Exercise goal: Find every line of the listing below where "data" appears, and copy it.

Recorded information:

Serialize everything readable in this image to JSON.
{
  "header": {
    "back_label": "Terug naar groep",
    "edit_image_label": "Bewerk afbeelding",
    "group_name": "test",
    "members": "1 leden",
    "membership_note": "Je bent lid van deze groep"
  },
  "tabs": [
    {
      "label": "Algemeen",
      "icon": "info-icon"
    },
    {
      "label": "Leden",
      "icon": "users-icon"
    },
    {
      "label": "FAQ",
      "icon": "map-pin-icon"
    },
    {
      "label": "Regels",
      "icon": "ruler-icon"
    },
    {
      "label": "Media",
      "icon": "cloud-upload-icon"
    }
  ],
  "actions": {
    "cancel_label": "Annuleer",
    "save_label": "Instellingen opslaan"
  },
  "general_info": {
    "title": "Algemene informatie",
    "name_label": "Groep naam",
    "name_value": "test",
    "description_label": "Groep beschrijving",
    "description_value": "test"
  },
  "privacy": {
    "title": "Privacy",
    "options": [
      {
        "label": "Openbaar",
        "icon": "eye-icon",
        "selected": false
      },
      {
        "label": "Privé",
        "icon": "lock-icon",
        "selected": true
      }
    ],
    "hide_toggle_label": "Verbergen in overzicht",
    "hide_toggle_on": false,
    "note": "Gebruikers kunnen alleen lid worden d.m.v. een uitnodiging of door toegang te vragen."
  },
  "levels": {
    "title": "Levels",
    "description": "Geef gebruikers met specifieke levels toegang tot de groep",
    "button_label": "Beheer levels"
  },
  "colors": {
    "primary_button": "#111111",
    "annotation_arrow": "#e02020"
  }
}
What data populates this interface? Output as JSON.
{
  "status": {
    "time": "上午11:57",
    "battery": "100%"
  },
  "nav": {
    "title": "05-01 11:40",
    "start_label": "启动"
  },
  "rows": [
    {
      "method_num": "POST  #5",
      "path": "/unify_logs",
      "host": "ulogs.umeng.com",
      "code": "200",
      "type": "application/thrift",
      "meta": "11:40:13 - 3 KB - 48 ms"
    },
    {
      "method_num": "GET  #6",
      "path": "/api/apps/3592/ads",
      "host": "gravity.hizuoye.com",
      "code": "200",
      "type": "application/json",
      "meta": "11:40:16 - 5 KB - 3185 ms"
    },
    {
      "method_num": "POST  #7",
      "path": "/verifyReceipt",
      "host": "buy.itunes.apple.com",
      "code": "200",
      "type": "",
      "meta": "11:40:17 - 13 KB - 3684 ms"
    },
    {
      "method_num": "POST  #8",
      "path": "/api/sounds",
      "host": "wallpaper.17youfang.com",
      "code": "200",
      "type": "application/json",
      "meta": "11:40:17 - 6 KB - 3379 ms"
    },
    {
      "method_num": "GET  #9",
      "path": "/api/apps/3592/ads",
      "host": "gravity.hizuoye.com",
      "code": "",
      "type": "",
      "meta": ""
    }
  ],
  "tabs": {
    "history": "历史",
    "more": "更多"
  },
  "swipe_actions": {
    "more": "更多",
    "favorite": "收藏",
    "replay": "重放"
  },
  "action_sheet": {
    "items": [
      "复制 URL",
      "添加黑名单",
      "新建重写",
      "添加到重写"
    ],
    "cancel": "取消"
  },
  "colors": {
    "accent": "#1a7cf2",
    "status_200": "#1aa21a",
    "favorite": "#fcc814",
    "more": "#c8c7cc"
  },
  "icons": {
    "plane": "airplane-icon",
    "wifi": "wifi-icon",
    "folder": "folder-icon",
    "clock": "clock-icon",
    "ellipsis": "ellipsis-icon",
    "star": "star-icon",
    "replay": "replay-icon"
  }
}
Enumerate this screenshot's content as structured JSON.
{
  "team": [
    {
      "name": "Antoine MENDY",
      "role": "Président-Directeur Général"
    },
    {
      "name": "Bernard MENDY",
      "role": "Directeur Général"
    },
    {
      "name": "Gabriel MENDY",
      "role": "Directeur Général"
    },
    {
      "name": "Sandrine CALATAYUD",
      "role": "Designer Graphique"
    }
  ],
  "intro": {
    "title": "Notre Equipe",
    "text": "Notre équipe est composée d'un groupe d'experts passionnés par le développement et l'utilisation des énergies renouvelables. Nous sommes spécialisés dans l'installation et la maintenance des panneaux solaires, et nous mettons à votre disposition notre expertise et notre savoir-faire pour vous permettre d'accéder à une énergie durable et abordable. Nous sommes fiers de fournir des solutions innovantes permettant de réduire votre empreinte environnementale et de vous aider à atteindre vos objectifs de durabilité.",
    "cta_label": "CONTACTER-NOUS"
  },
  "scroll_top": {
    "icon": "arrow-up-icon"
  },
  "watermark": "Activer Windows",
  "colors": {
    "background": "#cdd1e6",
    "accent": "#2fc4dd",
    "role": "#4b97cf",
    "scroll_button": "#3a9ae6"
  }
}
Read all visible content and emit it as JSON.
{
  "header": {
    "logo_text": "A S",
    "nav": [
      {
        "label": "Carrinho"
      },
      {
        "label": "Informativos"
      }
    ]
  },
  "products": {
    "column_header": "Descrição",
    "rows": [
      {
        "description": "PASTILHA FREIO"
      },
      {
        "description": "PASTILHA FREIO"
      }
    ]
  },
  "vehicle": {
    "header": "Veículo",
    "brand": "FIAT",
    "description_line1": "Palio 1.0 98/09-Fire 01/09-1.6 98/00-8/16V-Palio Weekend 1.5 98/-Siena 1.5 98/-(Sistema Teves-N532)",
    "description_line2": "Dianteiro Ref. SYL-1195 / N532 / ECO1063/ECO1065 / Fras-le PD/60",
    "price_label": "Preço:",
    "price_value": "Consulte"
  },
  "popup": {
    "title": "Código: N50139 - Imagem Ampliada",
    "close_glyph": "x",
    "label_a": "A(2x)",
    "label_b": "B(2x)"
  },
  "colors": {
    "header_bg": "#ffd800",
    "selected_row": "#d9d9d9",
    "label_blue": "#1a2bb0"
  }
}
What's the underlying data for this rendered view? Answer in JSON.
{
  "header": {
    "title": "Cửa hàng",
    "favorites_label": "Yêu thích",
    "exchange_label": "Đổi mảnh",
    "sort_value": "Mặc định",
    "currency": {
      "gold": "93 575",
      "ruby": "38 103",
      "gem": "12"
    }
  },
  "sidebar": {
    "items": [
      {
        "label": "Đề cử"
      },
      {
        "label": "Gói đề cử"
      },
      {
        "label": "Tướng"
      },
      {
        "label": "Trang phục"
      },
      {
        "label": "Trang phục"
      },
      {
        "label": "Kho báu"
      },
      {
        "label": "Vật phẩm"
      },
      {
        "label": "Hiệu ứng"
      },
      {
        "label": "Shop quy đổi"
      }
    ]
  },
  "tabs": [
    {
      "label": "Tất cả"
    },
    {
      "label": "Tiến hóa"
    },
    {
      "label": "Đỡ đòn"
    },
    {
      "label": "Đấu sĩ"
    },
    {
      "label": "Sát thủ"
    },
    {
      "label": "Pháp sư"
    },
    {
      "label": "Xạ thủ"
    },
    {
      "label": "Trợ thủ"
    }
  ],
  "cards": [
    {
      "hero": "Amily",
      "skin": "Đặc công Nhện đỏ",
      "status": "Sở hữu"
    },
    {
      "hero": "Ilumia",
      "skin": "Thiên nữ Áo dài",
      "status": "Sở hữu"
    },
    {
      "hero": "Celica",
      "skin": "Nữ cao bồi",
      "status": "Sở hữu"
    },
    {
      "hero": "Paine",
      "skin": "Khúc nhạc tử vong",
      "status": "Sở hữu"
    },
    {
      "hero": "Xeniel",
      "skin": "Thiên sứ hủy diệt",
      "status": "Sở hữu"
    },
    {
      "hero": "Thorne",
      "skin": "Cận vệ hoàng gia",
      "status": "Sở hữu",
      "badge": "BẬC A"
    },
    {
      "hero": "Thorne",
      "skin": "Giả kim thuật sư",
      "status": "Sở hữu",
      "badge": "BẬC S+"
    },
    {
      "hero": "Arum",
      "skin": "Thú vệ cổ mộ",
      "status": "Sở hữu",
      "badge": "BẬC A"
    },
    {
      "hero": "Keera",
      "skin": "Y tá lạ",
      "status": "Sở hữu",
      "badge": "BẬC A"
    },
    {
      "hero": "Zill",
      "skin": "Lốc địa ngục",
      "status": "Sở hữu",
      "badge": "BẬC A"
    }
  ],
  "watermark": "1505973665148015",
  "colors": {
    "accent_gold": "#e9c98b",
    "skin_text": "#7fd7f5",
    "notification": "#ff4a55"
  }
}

Exercise solution:
What data populates this interface? Output as JSON.
What's the underlying data for this rendered view? Answer in JSON.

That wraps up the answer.